(To-do list):
a. From the profile of Virginia's 6th Congressional District, list every election result that includes a vote percentage, giving the year, the candidate, and the percentage.
b. Extend the profile of Virginia's 6th Congressional District and its congressman past its final sentence.

--- Start Document excerpt ---

The 6th Congressional District of Virginia covers the heart of the Valley of Virginia, from Strasburg south to Roanoke, and crosses over the Blue Ridge to take in Lynchburg, the home of the late Jerry Falwell’s Thomas Road Baptist Church and Liberty University. Politically, this area has a Republican tradition hospitable to economic assistance for the little guy, and it fiercely opposed Harry Byrd Democrats. In recent decades the ancestral conservatism of Byrd Democrats and the feisty politics of the mountain rebels have melded into a single conservative Republicanism, more populist than elite in tone, as concerned with moral values as economic freedom, prickly about interference from Washington or even Richmond. In 2004 the 6th District voted 63% for George W. Bush, his highest percentage in a Virginia district; in 2006, it voted 58%-40% for Senator George Allen, also his highest percentage, in his loss to Democrat Jim Webb.
The congressman from the 6th District is Bob Goodlatte, a Republican first elected in 1992, and past chairman of the House Agriculture Committee. Goodlatte grew up in Massachusetts, attended college in Maine and then law school at Washington & Lee, and went to work in Congressman Caldwell Butler’s office in Roanoke. Goodlatte practiced law in Roanoke and stayed active in politics; in 1992, when Democrat Jim Olin retired, Goodlatte was nominated by convention and won the general 60%-40%.
Goodlatte has compiled a mostly conservative voting record. On the Judiciary Committee, he sponsored the House-passed bill to limit class-action lawsuits against tobacco companies, gun makers and other companies, and a separate bill to give federal courts jurisdiction over large class-action suits. In response to conservatives’ complaints over federal court decisions that cite legal rulings of other nations, he sponsored a bill stating that judicial decisions should not be based on foreign precedents. The House approved his plan to eliminate the visa lottery program from the immigration law.
With 9th District Democrat Rick Boucher, Goodlatte has been a leader among House members working on technology issues. He has chaired the GOP’s High-Tech Working Group and co-chairs the Congressional Internet Caucus with Boucher, where they have encouraged open and non-taxed access to broadband technology. Goodlatte sponsored the Communications Decency Act, allowing censorship of obscene material on the Internet, which was overturned by the Supreme Court. To combat spyware software that tracks users’ activities and identifying information, he won House passage of his “I-SPY Prevention Act” to criminalize the installation of such software without the owner’s approval. In 2006, he helped to enact restrictions on Internet gambling by cutting off money to overseas operators.

--- End Document excerpt ---
--- Start Material provided ---

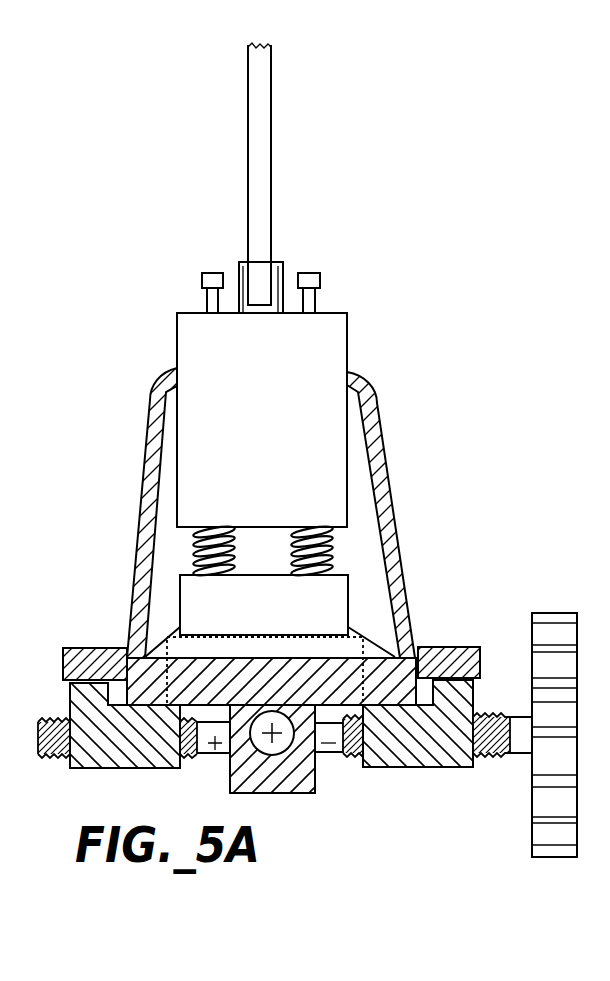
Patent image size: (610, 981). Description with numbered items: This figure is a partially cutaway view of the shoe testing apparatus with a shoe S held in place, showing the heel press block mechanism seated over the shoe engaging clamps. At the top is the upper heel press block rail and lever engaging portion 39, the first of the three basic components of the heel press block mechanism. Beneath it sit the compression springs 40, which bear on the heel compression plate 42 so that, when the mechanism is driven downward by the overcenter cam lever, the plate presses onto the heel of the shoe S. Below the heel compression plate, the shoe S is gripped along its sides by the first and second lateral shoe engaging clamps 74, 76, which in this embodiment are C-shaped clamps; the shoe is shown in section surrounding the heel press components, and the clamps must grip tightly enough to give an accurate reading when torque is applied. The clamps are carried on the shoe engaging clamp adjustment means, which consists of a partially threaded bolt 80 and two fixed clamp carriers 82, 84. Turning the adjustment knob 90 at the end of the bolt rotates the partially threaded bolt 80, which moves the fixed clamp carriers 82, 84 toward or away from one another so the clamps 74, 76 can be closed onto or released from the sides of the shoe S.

The upper heel press block rail and lever engaging portion 39 is at (279, 446).
The compression springs 40 is at (193, 555).
The heel compression plate 42 is at (279, 619).
The shoe S is at (377, 480).
The first lateral shoe engaging clamp 74 is at (452, 648).
The second lateral shoe engaging clamp 76 is at (102, 650).
The partially threaded bolt 80 is at (215, 752).
The fixed clamp carrier 82 is at (400, 758).
The fixed clamp carrier 84 is at (137, 765).
The adjustment knob 90 is at (542, 803).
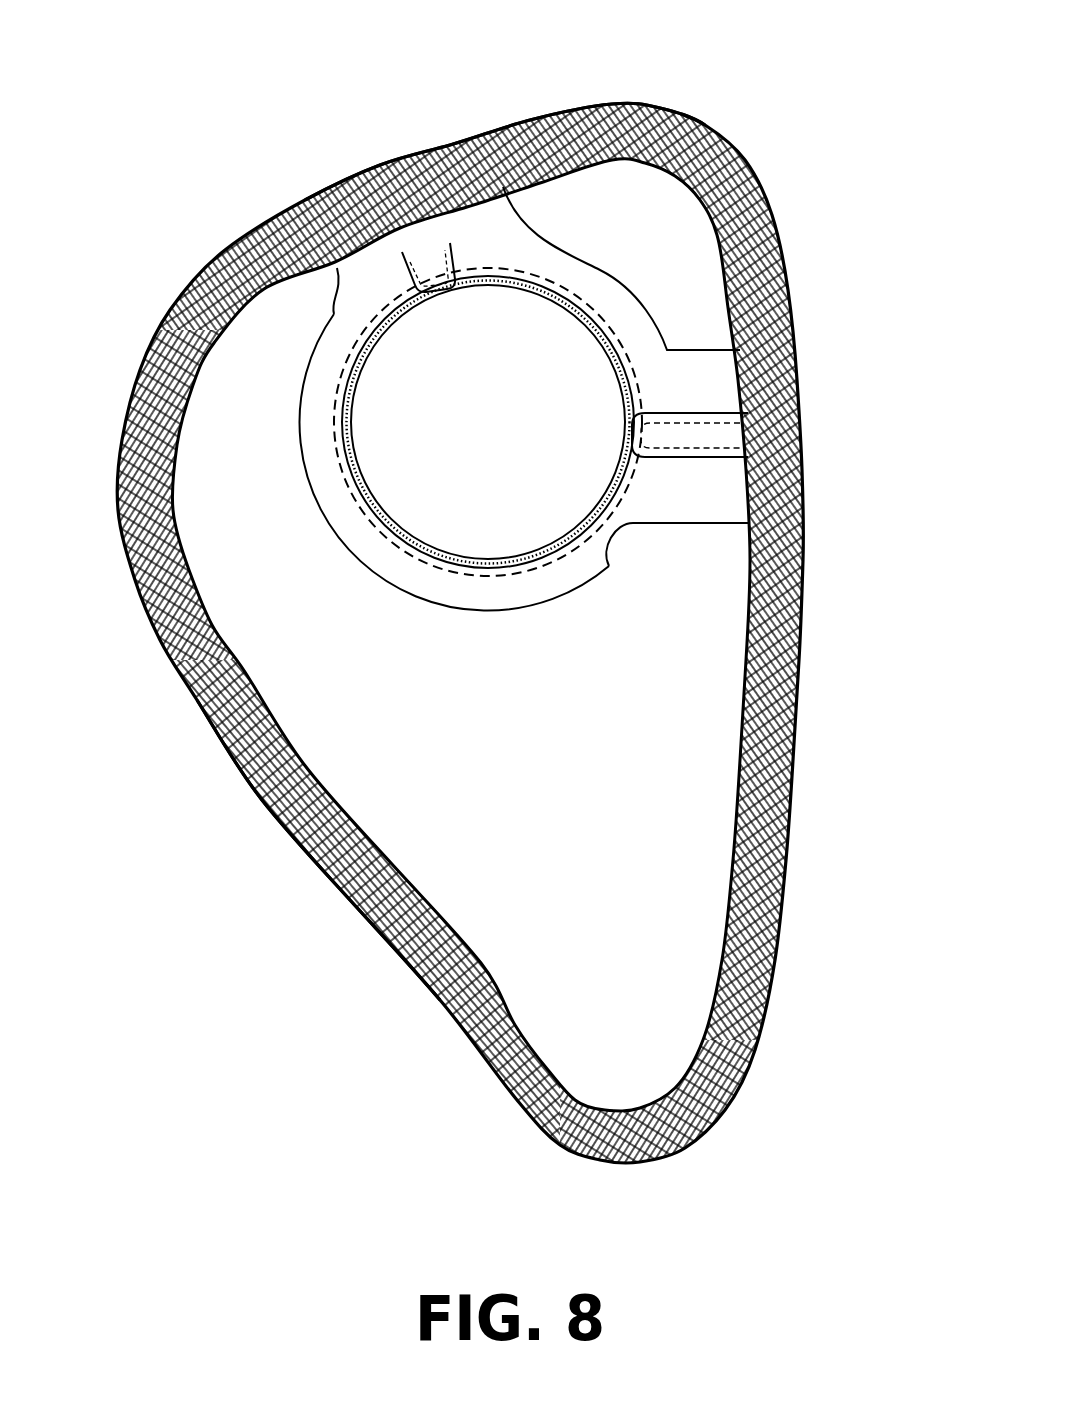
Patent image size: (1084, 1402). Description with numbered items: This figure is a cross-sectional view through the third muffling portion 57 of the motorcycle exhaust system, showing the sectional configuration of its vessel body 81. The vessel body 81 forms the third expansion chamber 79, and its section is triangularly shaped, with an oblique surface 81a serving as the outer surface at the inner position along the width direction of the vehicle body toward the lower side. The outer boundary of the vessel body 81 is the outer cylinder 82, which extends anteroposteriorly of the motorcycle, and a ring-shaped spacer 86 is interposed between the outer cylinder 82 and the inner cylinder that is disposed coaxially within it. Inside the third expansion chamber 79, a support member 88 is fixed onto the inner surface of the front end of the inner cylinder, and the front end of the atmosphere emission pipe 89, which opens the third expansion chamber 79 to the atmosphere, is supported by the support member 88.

The third muffling portion 57 is at (513, 600).
The third expansion chamber 79 is at (593, 866).
The vessel body 81 is at (810, 620).
The oblique surface 81a is at (283, 836).
The outer cylinder 82 is at (613, 102).
The ring-shaped spacer 86 is at (463, 160).
The support member 88 is at (432, 582).
The atmosphere emission pipe 89 is at (530, 554).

--- End Material provided ---

(Answers):
a.
- 2004: George W. Bush, 63% in the 6th District
- 2006: Senator George Allen, 58%-40% in the 6th District
- 1992: Bob Goodlatte, 60%-40% in the general election

b.
In 2003, Goodlatte became chairman of the Agriculture Committee. The agriculture in his district, as he notes, is “free-market oriented: poultry, livestock, orchards. It gives me a pretty free hand to work with all the different regions of the country.” He was the first Agriculture chairman since 1967 from east of the Mississippi River. He backed the Bush administration’s appeal of a 2004 World Trade Organization ruling that U.S. cotton subsidies violated international trade rules. He worked to pass the Healthy Forests Initiative and got a two-year postponement of the country of origin labeling provisions in the 2002 farm act. In 2004, he worked with other tobacco state lawmakers to steer a perilous course in successfully attaching the tobacco buyout program—specifically, the end of Depression-era quotas and price supports—to the reform of corporate taxes, while rejecting Senate provisions to include FDA regulation of tobacco. He met major protests, including some at home, when he objected to a bill designed to stop the slaughter of horses; although he argued that it would produce increased horse abuse and neglect, the House passed the bill in September 2006. He has praised the impact of the 2002 farm bill, and hoped for bipartisan cooperation in its renewal. In the 109th Congress, he was one of only four members who did not miss a House vote.
Goodlatte has been consistently reelected without difficulty and has regularly donated his salary increases to local charities. He encountered no problem when he abandoned in 2002 his self-imposed 12-year term limit. He has not faced a Democratic challenger since 1998.
Committees
- Agriculture (RMM of 21 R).
- Judiciary (5th of 17 R)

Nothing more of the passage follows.